Exercise goal »
Whenever a line contains the string "subtitle", copy it out of the entries.

Dataset rows about figures:
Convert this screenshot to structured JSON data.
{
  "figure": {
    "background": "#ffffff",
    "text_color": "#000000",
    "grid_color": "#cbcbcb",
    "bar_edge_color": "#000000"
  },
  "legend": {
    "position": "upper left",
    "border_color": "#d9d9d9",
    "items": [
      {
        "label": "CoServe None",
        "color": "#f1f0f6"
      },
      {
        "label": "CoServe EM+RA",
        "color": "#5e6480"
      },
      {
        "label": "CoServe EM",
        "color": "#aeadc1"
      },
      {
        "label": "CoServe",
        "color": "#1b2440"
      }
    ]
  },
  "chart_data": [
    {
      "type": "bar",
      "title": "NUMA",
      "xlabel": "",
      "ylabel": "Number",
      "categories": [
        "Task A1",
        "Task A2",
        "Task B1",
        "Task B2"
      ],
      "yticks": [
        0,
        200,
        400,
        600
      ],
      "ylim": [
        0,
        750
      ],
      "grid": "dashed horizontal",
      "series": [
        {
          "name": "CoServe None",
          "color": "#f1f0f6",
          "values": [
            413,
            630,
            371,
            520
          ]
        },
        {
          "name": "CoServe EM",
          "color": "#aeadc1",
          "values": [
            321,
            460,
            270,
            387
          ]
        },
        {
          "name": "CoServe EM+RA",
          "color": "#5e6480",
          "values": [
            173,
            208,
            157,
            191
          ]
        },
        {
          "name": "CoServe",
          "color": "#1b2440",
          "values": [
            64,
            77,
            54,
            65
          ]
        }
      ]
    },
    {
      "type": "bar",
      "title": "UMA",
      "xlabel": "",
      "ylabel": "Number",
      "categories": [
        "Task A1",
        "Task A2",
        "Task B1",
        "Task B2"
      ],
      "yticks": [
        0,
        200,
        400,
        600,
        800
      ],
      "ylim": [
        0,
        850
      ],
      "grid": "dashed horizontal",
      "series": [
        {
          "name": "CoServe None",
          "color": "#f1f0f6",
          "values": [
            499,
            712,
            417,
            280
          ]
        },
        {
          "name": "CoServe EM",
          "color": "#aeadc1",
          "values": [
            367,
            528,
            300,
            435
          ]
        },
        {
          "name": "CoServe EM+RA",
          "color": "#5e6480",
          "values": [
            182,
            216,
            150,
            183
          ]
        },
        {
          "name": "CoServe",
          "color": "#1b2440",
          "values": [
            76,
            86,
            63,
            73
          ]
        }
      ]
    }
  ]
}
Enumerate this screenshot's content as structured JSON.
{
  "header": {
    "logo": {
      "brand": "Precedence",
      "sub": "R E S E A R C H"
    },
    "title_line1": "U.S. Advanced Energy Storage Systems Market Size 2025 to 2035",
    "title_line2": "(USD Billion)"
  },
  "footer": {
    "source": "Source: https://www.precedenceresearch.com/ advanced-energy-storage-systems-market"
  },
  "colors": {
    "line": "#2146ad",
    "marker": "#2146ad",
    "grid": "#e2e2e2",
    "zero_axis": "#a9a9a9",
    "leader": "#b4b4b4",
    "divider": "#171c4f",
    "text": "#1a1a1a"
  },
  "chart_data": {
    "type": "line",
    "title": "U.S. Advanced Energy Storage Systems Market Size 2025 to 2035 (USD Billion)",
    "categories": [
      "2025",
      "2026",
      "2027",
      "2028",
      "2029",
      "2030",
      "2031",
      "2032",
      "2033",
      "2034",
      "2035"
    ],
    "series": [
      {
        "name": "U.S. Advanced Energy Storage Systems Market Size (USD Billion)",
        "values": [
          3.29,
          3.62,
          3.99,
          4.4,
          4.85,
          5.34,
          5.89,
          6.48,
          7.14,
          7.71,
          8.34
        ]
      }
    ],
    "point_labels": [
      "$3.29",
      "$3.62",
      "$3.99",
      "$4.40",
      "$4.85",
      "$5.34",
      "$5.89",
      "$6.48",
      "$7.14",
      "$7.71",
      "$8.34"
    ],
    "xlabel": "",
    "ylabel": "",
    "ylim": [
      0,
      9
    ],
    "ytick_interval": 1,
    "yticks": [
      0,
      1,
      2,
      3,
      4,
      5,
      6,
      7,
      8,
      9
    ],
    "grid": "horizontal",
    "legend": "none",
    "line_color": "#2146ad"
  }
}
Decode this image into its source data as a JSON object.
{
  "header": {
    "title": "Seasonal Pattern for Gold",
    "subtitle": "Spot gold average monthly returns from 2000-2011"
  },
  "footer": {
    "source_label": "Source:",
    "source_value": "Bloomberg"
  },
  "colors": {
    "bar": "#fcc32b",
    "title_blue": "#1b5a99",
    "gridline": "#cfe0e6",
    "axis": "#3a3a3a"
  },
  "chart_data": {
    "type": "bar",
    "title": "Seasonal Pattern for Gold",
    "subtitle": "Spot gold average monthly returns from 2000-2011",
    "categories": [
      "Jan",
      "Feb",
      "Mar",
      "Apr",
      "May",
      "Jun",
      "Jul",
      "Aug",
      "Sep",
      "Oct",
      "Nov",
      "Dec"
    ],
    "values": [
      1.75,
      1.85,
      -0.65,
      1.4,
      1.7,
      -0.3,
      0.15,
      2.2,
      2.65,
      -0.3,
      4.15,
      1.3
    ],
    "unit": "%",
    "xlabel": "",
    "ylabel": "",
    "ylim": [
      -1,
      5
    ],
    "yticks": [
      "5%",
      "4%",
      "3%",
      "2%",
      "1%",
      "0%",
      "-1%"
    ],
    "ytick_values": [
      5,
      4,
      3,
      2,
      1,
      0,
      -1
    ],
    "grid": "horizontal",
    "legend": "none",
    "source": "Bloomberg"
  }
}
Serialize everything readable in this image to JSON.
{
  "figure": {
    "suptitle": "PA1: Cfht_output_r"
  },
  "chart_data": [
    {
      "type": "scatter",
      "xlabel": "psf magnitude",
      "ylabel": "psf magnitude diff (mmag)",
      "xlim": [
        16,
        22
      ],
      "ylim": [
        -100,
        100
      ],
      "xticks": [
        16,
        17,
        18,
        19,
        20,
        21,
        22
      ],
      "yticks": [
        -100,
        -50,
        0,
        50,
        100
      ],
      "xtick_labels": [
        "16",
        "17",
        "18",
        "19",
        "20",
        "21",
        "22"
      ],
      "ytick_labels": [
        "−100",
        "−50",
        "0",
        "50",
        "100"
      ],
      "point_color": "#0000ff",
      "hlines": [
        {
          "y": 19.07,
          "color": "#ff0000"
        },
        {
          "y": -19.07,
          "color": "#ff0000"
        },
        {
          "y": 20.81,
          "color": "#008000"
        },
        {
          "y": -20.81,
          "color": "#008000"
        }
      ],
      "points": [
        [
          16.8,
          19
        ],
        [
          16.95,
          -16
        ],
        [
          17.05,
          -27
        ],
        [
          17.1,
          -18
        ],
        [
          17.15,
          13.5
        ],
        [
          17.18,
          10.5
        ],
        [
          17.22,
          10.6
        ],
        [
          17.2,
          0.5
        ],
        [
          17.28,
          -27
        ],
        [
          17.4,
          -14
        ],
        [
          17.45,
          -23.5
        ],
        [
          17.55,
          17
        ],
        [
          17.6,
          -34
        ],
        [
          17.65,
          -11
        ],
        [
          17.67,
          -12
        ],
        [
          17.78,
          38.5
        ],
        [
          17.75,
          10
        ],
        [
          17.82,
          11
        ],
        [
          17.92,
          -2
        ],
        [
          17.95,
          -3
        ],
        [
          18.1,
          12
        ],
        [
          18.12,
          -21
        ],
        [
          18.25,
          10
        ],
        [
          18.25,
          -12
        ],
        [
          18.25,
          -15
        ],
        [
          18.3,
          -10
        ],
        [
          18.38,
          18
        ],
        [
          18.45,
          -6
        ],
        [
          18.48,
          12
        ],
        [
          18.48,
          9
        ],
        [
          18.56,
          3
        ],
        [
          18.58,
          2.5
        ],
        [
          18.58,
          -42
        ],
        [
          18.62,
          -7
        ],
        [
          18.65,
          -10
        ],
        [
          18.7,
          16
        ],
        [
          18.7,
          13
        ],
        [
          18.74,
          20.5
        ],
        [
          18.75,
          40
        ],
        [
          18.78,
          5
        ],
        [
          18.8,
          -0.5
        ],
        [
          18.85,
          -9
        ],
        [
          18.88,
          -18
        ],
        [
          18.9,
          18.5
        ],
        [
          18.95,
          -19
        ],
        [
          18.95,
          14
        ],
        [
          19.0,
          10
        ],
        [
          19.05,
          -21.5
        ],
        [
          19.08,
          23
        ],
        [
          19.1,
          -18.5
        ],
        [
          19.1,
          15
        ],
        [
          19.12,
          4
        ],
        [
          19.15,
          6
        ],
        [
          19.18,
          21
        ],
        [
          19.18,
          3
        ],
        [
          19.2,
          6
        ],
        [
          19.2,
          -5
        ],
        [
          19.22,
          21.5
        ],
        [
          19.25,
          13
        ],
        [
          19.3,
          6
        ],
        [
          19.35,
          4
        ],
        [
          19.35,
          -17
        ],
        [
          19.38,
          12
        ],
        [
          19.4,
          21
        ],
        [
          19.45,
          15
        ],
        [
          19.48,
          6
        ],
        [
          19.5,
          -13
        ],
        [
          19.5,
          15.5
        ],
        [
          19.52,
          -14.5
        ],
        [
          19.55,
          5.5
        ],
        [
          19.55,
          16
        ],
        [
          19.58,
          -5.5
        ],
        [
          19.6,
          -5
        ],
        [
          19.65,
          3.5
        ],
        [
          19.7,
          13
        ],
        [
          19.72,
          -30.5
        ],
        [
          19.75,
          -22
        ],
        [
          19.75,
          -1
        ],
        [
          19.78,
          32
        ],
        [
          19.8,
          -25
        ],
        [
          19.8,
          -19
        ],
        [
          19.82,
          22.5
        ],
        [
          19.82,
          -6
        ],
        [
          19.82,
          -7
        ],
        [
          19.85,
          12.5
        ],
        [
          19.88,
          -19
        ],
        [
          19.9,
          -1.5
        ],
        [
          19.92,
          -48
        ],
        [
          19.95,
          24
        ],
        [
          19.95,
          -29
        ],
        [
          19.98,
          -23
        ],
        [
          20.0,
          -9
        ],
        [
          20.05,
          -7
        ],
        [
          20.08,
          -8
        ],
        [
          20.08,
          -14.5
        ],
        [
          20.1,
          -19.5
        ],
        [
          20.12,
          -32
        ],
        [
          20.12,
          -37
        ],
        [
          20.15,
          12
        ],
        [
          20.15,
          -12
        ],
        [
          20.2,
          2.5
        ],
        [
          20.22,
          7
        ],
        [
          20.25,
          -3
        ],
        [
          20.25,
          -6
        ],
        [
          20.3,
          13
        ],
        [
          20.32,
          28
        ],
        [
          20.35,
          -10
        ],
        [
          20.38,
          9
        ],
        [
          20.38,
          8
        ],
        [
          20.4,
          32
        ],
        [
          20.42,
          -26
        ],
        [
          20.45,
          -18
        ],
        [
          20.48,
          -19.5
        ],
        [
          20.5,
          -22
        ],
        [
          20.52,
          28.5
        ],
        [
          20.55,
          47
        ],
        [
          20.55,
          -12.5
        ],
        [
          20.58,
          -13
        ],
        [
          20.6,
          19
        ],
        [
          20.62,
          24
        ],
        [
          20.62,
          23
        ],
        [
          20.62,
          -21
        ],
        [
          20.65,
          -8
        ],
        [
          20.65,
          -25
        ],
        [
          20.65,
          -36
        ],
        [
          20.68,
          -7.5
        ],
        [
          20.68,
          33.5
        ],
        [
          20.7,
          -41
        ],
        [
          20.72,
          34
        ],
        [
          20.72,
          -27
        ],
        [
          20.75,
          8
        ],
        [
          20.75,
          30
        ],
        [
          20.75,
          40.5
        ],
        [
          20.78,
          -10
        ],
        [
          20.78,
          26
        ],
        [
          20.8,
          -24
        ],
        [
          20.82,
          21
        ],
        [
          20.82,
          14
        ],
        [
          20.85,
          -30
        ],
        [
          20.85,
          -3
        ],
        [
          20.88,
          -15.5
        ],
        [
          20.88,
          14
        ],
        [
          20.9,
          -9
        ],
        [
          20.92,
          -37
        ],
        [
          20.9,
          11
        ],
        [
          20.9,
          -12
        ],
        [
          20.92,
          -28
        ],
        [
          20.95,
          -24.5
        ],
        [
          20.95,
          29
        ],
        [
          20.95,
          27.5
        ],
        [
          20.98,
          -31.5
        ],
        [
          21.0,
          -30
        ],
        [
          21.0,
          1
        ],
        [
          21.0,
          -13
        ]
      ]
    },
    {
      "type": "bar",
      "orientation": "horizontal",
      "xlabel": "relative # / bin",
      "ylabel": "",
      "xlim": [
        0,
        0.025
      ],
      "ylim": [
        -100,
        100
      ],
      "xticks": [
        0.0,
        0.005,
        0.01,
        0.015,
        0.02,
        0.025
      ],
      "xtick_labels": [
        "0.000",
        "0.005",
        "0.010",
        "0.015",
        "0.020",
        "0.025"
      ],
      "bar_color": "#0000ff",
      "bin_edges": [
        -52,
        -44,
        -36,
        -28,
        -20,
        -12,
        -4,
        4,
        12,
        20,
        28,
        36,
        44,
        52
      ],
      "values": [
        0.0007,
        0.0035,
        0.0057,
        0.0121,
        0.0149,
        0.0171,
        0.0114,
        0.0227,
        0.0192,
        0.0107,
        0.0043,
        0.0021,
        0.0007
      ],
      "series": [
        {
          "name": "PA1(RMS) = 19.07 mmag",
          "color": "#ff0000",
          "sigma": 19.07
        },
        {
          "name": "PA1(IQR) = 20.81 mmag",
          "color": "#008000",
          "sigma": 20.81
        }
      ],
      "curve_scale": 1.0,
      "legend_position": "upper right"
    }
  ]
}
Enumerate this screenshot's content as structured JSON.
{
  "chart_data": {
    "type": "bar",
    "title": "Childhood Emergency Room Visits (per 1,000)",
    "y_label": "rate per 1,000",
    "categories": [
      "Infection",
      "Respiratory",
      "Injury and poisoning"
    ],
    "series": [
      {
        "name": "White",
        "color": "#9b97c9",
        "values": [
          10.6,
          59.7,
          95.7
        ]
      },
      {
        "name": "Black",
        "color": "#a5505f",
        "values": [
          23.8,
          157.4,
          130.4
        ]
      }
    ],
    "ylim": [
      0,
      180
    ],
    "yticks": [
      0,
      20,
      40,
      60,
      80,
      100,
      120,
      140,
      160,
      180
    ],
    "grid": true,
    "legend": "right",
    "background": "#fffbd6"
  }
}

Answer in full »
    "subtitle": "Spot gold average monthly returns from 2000-2011"
    "subtitle": "Spot gold average monthly returns from 2000-2011",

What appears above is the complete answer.